=== Goal ===
Skip the pictures. Copy all the rest of the records down exactly.

=== Provided entries ===
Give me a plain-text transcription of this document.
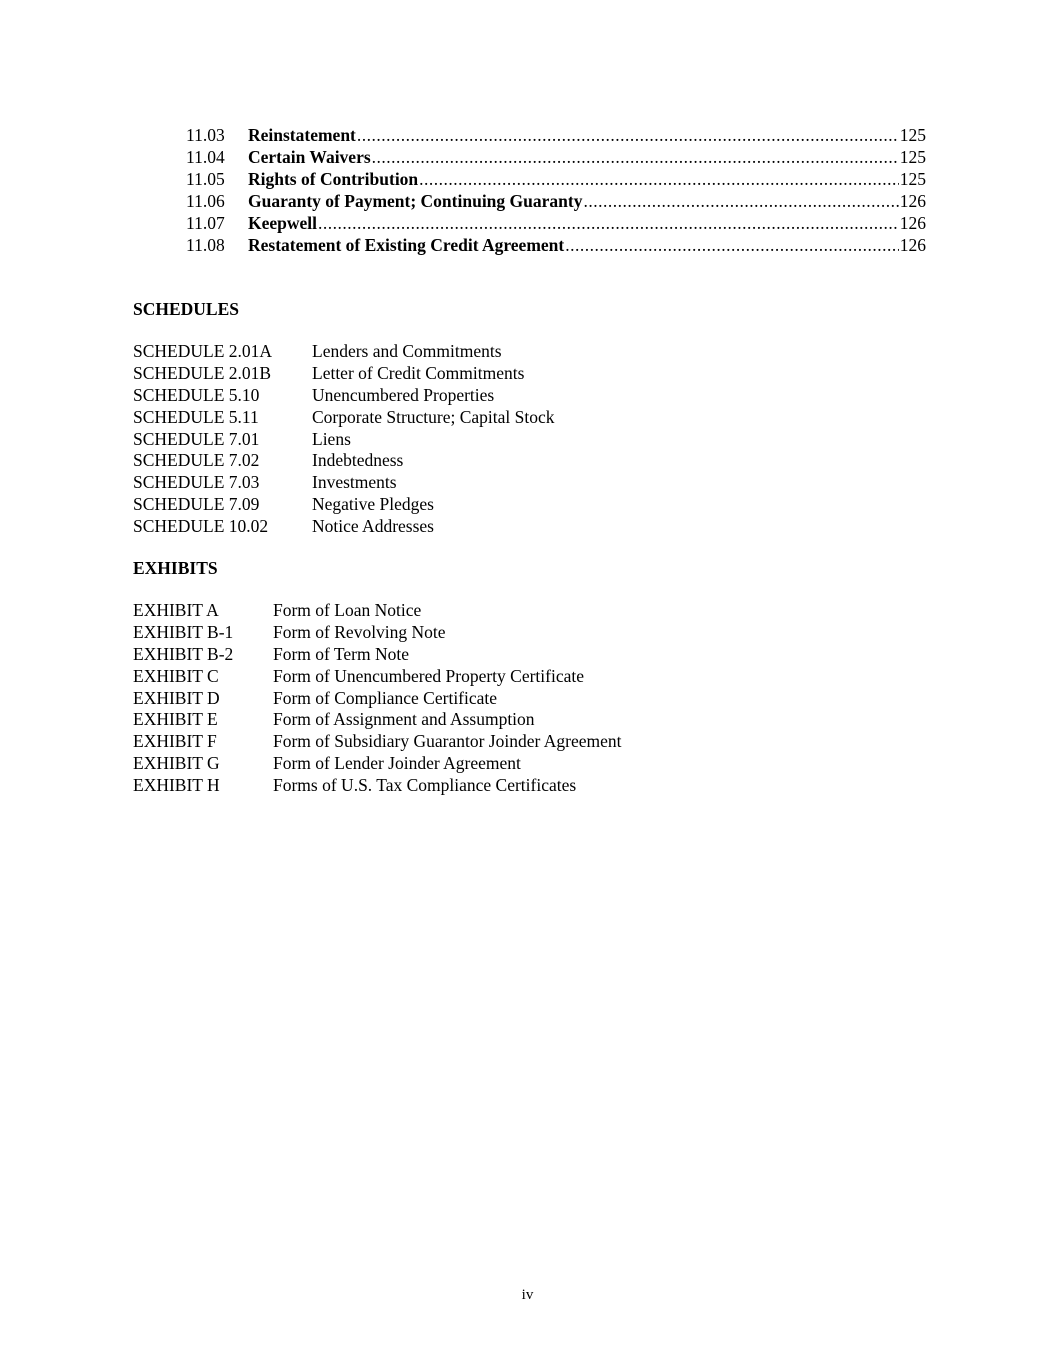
11.03	Reinstatement .....	125
11.04	Certain Waivers .....	125
11.05	Rights of Contribution .....	125
11.06	Guaranty of Payment; Continuing Guaranty .....	126
11.07	Keepwell .....	126
11.08	Restatement of Existing Credit Agreement .....	126
SCHEDULES
SCHEDULE 2.01A	Lenders and Commitments
SCHEDULE 2.01B	Letter of Credit Commitments
SCHEDULE 5.10	Unencumbered Properties
SCHEDULE 5.11	Corporate Structure; Capital Stock
SCHEDULE 7.01	Liens
SCHEDULE 7.02	Indebtedness
SCHEDULE 7.03	Investments
SCHEDULE 7.09	Negative Pledges
SCHEDULE 10.02	Notice Addresses
EXHIBITS
EXHIBIT A	Form of Loan Notice
EXHIBIT B-1	Form of Revolving Note
EXHIBIT B-2	Form of Term Note
EXHIBIT C	Form of Unencumbered Property Certificate
EXHIBIT D	Form of Compliance Certificate
EXHIBIT E	Form of Assignment and Assumption
EXHIBIT F	Form of Subsidiary Guarantor Joinder Agreement
EXHIBIT G	Form of Lender Joinder Agreement
EXHIBIT H	Forms of U.S. Tax Compliance Certificates
iv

=== Correct answer ===
Give me a plain-text transcription of this document.
11.03	Reinstatement .....	125
11.04	Certain Waivers .....	125
11.05	Rights of Contribution .....	125
11.06	Guaranty of Payment; Continuing Guaranty .....	126
11.07	Keepwell .....	126
11.08	Restatement of Existing Credit Agreement .....	126
SCHEDULES
SCHEDULE 2.01A	Lenders and Commitments
SCHEDULE 2.01B	Letter of Credit Commitments
SCHEDULE 5.10	Unencumbered Properties
SCHEDULE 5.11	Corporate Structure; Capital Stock
SCHEDULE 7.01	Liens
SCHEDULE 7.02	Indebtedness
SCHEDULE 7.03	Investments
SCHEDULE 7.09	Negative Pledges
SCHEDULE 10.02	Notice Addresses
EXHIBITS
EXHIBIT A	Form of Loan Notice
EXHIBIT B-1	Form of Revolving Note
EXHIBIT B-2	Form of Term Note
EXHIBIT C	Form of Unencumbered Property Certificate
EXHIBIT D	Form of Compliance Certificate
EXHIBIT E	Form of Assignment and Assumption
EXHIBIT F	Form of Subsidiary Guarantor Joinder Agreement
EXHIBIT G	Form of Lender Joinder Agreement
EXHIBIT H	Forms of U.S. Tax Compliance Certificates
iv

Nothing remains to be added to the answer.